WHAT TO DO →
Report the count of lines below in which the string "Tarif" occurs; include nothing else.

SOURCE DATA →
____________

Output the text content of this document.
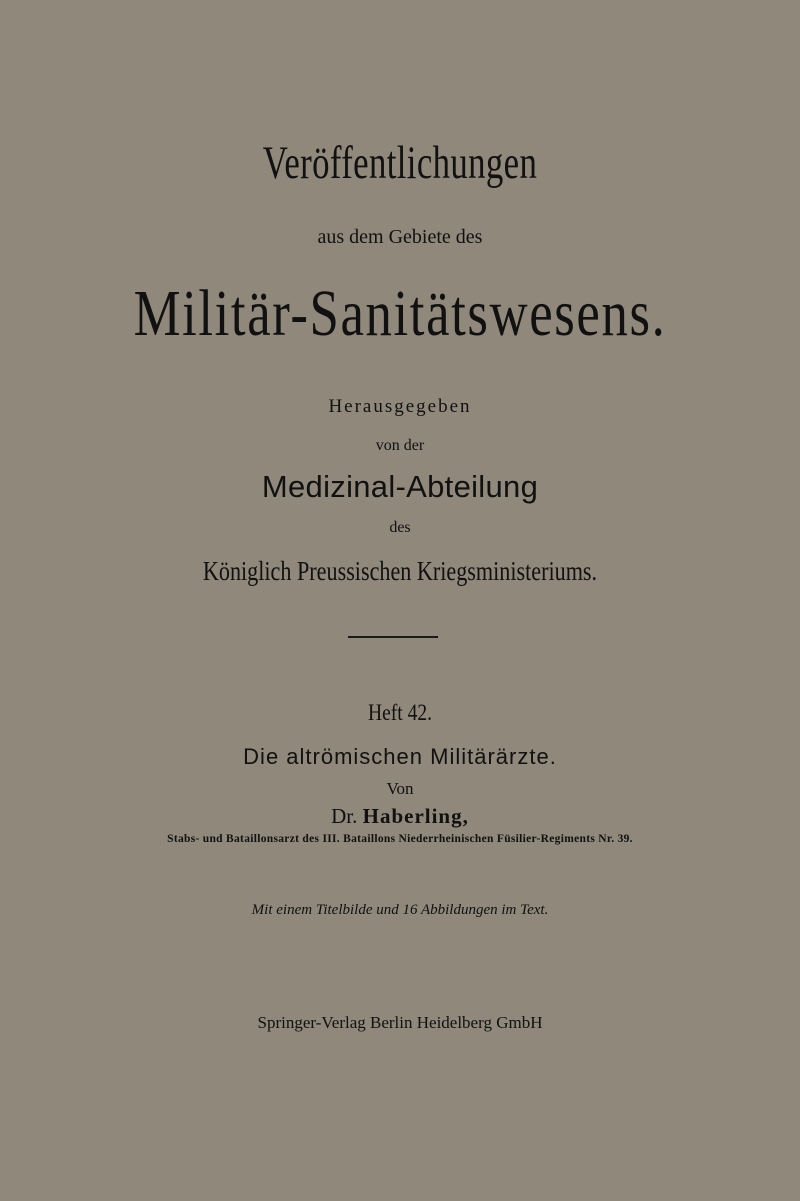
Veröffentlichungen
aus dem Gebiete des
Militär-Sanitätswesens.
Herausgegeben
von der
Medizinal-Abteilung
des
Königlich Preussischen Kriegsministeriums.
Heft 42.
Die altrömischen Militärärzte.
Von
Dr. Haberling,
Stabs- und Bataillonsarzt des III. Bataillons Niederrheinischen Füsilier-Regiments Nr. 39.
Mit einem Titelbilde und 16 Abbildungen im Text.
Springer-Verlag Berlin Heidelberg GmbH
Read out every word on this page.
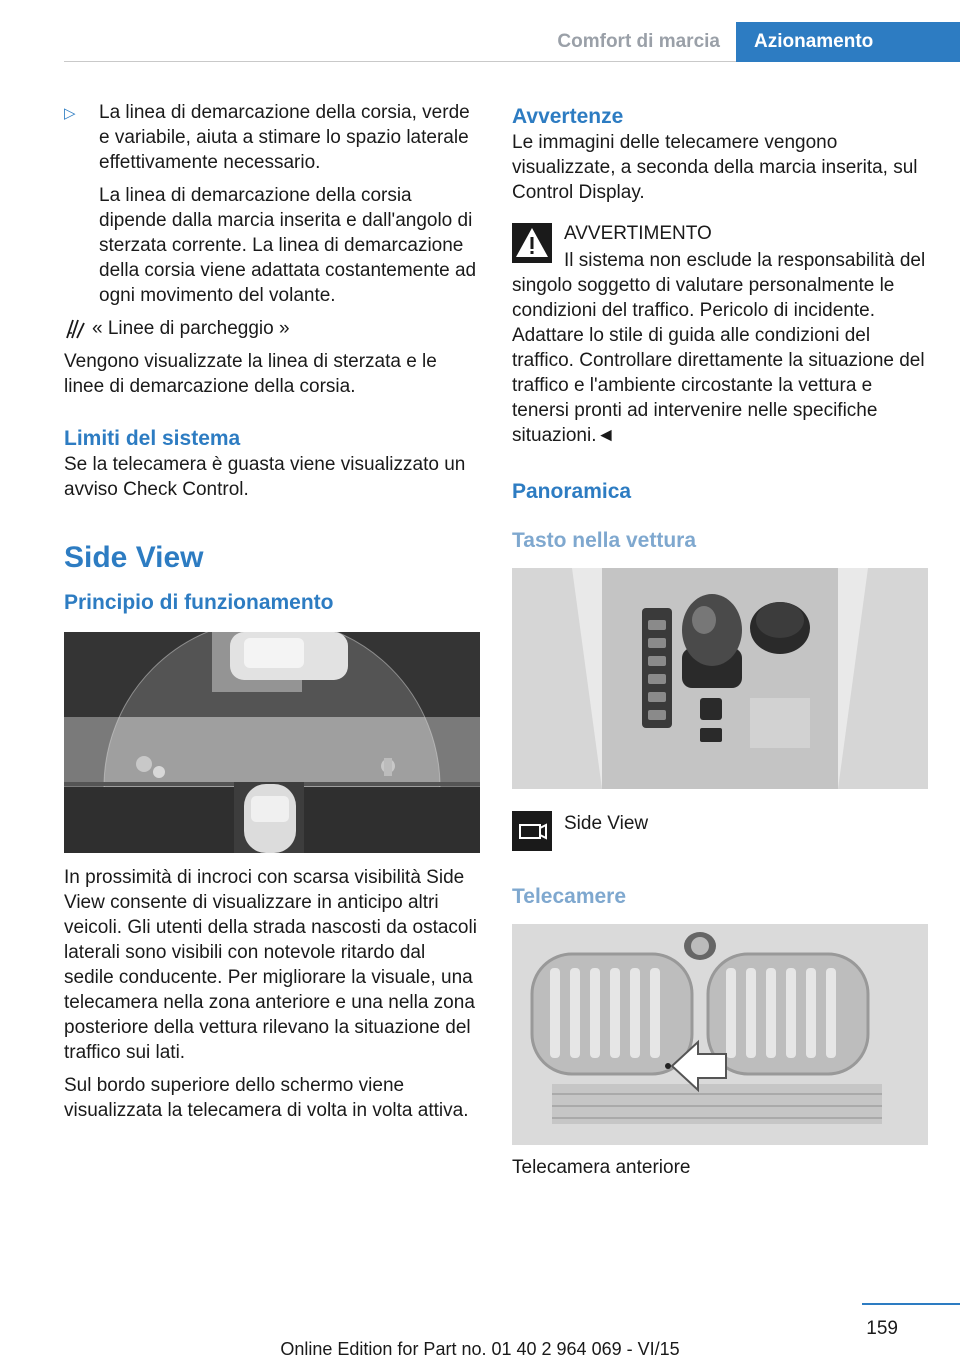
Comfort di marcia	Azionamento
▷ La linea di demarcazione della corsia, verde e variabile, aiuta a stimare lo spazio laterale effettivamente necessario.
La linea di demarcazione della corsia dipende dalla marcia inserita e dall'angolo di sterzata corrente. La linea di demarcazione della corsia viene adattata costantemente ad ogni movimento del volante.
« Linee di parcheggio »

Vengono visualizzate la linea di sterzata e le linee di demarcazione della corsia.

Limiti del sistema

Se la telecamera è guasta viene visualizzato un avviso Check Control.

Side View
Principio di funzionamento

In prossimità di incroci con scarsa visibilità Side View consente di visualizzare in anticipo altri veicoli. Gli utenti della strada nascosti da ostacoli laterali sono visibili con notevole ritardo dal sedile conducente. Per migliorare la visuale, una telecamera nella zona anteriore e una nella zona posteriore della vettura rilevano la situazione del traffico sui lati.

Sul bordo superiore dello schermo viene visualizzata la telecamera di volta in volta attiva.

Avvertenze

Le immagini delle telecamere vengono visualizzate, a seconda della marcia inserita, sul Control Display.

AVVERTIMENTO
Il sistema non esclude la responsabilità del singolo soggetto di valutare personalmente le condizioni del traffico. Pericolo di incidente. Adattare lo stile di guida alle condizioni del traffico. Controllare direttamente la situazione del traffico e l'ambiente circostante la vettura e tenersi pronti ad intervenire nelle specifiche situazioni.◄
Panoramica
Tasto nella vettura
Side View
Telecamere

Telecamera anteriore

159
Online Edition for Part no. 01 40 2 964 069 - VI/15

____________

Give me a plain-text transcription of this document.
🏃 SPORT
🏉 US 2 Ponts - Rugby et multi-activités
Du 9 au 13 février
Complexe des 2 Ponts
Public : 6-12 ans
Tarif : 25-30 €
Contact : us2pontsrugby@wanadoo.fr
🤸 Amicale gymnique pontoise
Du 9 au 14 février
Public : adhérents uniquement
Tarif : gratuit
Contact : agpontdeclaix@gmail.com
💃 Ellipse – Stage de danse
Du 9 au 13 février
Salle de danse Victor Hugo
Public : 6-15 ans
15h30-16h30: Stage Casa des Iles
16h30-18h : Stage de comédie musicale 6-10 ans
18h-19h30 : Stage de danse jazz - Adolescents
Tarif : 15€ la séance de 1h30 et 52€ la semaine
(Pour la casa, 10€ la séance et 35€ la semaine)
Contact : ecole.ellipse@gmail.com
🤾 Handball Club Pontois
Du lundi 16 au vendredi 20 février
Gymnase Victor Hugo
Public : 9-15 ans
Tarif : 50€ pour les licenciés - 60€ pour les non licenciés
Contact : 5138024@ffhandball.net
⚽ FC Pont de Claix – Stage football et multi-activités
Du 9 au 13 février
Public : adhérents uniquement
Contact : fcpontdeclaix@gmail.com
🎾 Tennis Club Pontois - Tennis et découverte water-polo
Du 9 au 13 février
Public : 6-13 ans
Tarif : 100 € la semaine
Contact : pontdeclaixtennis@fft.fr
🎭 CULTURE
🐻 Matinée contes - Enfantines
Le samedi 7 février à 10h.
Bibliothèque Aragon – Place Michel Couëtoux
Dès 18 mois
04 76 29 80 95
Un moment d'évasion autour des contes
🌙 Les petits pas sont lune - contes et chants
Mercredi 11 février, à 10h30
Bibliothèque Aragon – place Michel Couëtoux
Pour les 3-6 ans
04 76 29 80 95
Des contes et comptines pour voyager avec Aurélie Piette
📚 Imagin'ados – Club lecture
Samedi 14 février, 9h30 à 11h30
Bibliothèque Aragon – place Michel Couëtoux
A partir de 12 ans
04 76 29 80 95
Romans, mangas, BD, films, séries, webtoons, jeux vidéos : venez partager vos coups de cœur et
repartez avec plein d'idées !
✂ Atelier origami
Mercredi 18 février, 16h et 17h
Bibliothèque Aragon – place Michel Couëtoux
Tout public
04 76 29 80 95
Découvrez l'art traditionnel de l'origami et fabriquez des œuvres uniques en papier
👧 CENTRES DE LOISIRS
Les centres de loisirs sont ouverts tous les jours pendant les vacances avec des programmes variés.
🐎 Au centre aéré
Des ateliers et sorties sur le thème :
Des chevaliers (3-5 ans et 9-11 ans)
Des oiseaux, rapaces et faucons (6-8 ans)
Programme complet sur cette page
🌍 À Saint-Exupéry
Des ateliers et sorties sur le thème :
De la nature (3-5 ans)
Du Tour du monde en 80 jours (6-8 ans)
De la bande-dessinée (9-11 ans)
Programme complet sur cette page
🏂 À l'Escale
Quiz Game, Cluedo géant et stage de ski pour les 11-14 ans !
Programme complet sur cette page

____________

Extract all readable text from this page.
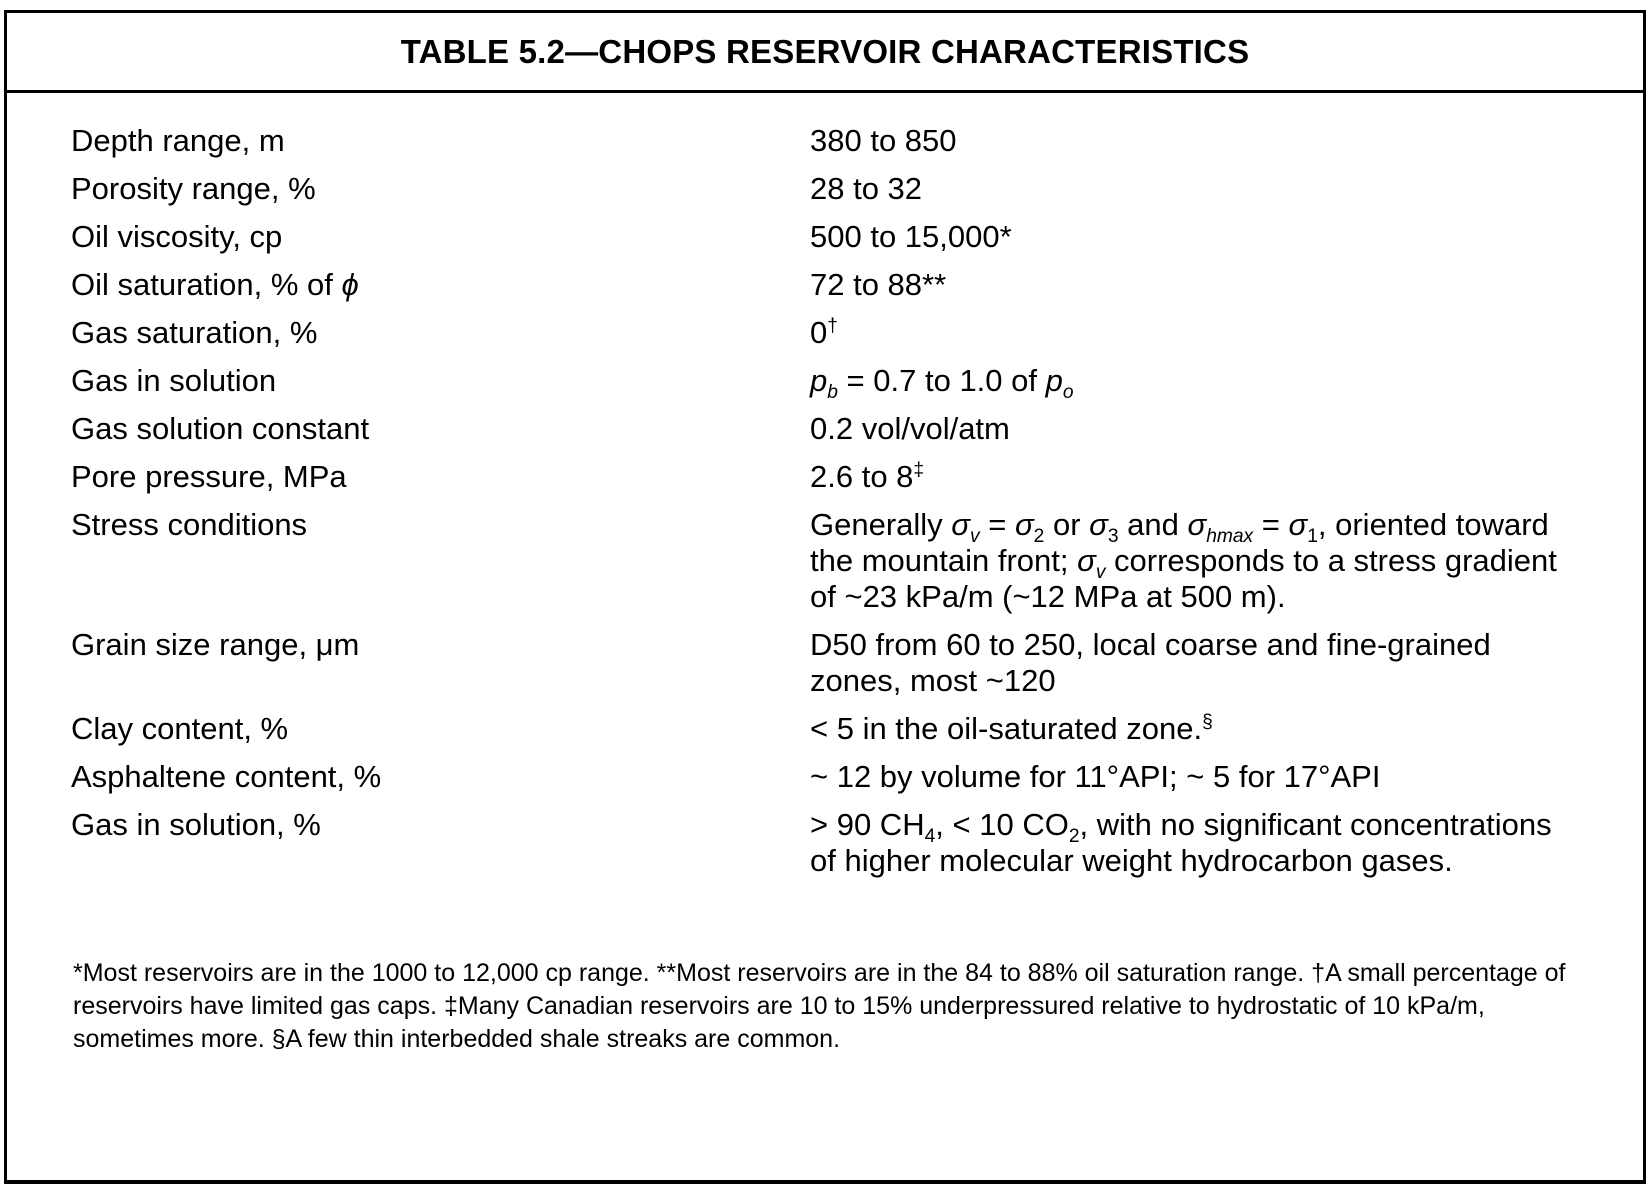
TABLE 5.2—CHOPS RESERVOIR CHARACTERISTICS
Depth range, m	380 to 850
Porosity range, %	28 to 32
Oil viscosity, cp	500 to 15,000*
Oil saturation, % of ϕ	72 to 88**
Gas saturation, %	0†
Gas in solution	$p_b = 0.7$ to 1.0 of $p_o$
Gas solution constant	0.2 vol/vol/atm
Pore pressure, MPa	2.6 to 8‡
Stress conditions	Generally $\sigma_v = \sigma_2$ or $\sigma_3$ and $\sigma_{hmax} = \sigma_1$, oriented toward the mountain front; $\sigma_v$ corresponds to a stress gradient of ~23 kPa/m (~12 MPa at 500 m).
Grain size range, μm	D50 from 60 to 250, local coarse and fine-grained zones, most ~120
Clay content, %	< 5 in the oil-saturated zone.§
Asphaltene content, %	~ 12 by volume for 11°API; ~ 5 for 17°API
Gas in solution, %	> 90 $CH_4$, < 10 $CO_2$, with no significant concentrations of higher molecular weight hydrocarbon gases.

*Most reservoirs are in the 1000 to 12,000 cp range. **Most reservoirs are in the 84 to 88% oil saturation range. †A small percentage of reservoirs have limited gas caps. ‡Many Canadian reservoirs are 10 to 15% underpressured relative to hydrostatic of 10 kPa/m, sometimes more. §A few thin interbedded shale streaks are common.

____________

ANSWER TO THE EXERCISE →
5